* [TASK REQUIREMENTS] Count how many lines of the material below have the word "this" and give only the number.
☆ ☆ ☆
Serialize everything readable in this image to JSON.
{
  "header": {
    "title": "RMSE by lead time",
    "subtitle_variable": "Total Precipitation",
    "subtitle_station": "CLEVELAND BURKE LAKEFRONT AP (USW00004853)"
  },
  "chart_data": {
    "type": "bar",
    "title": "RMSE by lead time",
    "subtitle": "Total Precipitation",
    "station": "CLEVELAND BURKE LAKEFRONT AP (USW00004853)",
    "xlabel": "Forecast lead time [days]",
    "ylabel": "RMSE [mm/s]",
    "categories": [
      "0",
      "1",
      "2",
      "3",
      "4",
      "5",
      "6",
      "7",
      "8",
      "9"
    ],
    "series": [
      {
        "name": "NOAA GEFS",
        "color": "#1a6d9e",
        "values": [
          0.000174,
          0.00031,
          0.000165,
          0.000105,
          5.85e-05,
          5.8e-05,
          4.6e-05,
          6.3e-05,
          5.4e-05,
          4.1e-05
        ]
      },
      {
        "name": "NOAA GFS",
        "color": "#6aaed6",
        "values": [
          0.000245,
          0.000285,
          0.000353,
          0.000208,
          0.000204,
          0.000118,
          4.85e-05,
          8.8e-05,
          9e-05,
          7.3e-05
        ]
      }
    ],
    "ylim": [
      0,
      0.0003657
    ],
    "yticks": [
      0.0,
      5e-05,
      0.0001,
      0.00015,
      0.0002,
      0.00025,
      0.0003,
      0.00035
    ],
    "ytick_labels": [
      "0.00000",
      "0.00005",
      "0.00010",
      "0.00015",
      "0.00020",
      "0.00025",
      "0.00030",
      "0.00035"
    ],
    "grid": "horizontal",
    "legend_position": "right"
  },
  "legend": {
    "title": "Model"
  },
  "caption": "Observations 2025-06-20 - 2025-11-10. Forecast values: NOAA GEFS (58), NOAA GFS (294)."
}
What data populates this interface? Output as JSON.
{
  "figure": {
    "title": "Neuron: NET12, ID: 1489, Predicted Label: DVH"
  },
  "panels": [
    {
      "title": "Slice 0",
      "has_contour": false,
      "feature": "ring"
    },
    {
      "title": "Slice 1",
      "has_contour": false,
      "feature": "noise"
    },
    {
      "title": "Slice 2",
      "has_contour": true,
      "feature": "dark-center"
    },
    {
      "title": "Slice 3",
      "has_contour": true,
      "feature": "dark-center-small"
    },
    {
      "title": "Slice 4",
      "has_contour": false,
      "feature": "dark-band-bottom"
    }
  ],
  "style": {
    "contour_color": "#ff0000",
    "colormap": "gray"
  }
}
☆ ☆ ☆
* [FINAL ANSWER] 2